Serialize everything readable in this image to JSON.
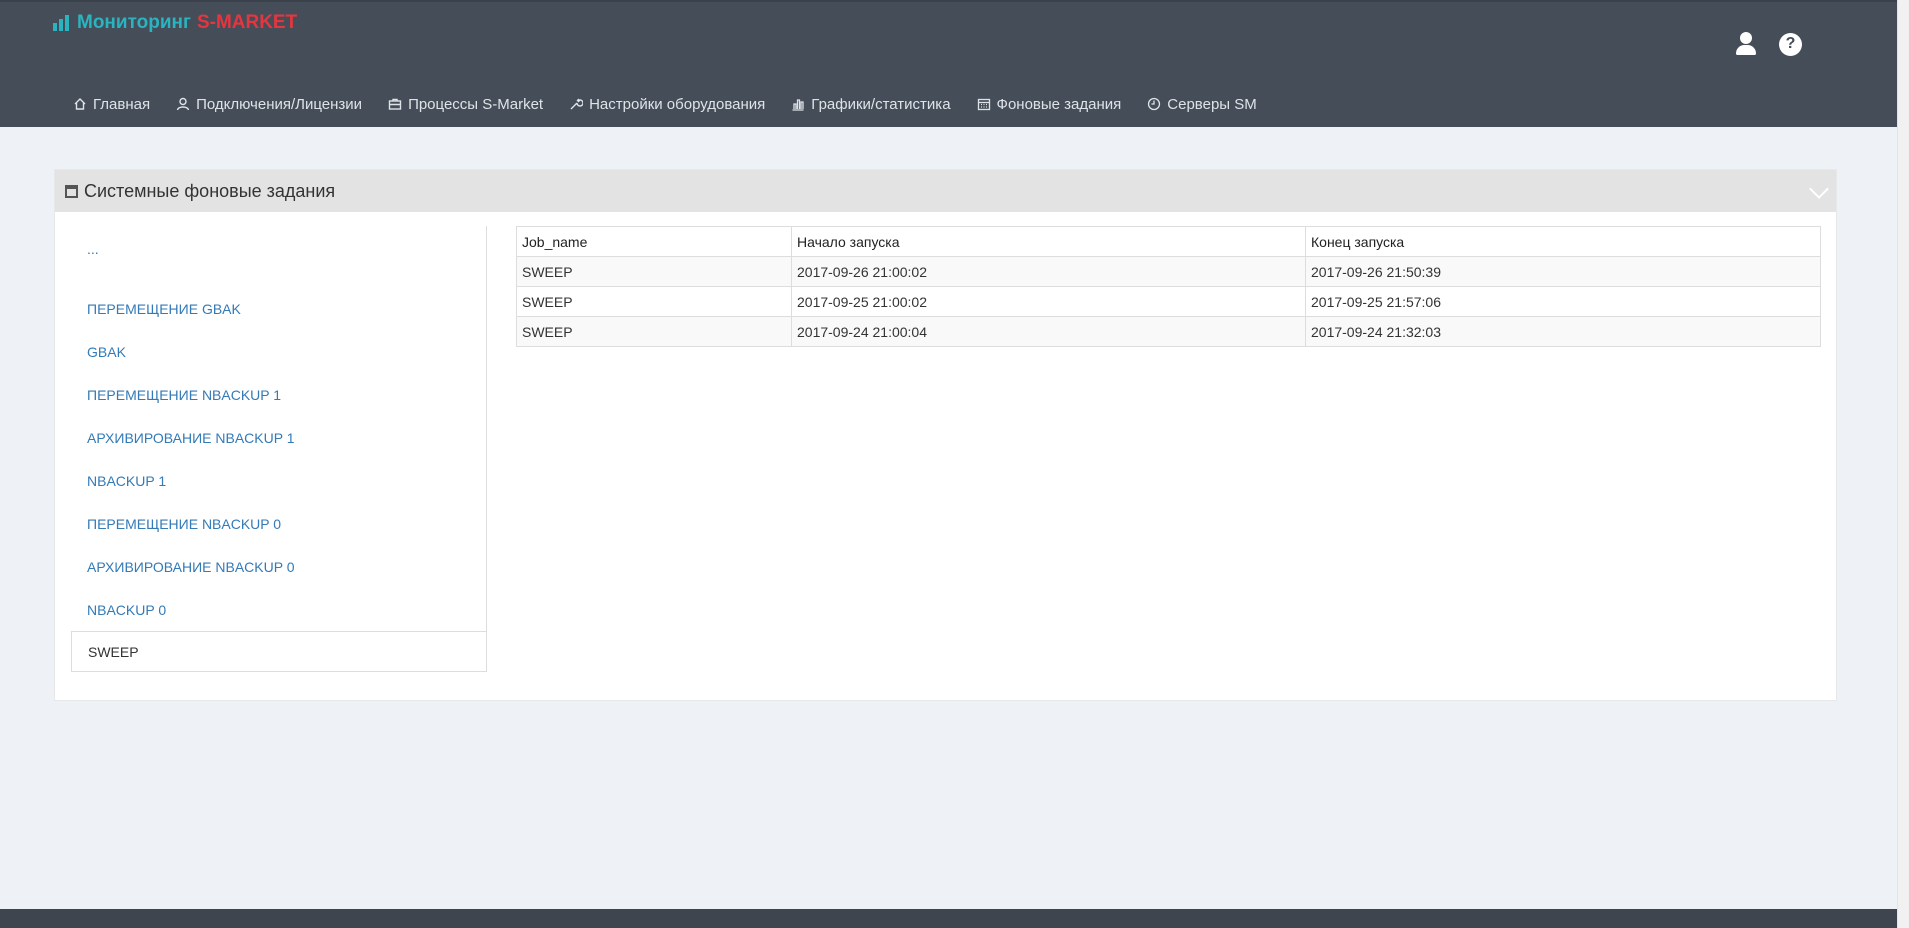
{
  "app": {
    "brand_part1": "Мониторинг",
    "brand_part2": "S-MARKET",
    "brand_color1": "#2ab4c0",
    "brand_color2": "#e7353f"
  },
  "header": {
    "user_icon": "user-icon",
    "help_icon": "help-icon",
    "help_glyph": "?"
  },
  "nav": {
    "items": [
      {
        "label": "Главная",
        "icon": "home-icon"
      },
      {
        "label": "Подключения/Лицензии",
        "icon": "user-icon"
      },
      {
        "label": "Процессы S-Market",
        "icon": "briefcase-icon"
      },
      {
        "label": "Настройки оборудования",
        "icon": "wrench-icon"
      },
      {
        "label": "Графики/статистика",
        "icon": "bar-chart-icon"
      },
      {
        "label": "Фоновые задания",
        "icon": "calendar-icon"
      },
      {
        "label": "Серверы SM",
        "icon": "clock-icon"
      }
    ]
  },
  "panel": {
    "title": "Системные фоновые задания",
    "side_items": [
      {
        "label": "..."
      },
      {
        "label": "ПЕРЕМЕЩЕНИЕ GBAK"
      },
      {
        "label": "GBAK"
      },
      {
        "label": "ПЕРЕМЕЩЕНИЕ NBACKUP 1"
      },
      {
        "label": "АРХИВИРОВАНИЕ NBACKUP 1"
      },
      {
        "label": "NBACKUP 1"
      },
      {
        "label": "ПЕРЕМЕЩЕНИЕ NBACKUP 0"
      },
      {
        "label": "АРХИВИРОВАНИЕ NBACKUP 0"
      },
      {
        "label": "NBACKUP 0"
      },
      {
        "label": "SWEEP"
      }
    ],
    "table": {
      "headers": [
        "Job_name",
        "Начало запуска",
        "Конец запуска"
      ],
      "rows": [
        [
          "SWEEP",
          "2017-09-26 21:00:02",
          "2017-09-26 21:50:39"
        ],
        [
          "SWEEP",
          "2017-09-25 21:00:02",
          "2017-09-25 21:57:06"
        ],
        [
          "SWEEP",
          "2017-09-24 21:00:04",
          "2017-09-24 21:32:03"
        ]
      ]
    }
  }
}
···
--- Job ---
Each record above should come back exactly the same, only without its pictures.

--- Response for this exercise ---
Serialize everything readable in this image to JSON.
{
  "app": {
    "brand_part1": "Мониторинг",
    "brand_part2": "S-MARKET",
    "brand_color1": "#2ab4c0",
    "brand_color2": "#e7353f"
  },
  "header": {
    "user_icon": "user-icon",
    "help_icon": "help-icon",
    "help_glyph": "?"
  },
  "nav": {
    "items": [
      {
        "label": "Главная",
        "icon": "home-icon"
      },
      {
        "label": "Подключения/Лицензии",
        "icon": "user-icon"
      },
      {
        "label": "Процессы S-Market",
        "icon": "briefcase-icon"
      },
      {
        "label": "Настройки оборудования",
        "icon": "wrench-icon"
      },
      {
        "label": "Графики/статистика",
        "icon": "bar-chart-icon"
      },
      {
        "label": "Фоновые задания",
        "icon": "calendar-icon"
      },
      {
        "label": "Серверы SM",
        "icon": "clock-icon"
      }
    ]
  },
  "panel": {
    "title": "Системные фоновые задания",
    "side_items": [
      {
        "label": "..."
      },
      {
        "label": "ПЕРЕМЕЩЕНИЕ GBAK"
      },
      {
        "label": "GBAK"
      },
      {
        "label": "ПЕРЕМЕЩЕНИЕ NBACKUP 1"
      },
      {
        "label": "АРХИВИРОВАНИЕ NBACKUP 1"
      },
      {
        "label": "NBACKUP 1"
      },
      {
        "label": "ПЕРЕМЕЩЕНИЕ NBACKUP 0"
      },
      {
        "label": "АРХИВИРОВАНИЕ NBACKUP 0"
      },
      {
        "label": "NBACKUP 0"
      },
      {
        "label": "SWEEP"
      }
    ],
    "table": {
      "headers": [
        "Job_name",
        "Начало запуска",
        "Конец запуска"
      ],
      "rows": [
        [
          "SWEEP",
          "2017-09-26 21:00:02",
          "2017-09-26 21:50:39"
        ],
        [
          "SWEEP",
          "2017-09-25 21:00:02",
          "2017-09-25 21:57:06"
        ],
        [
          "SWEEP",
          "2017-09-24 21:00:04",
          "2017-09-24 21:32:03"
        ]
      ]
    }
  }
}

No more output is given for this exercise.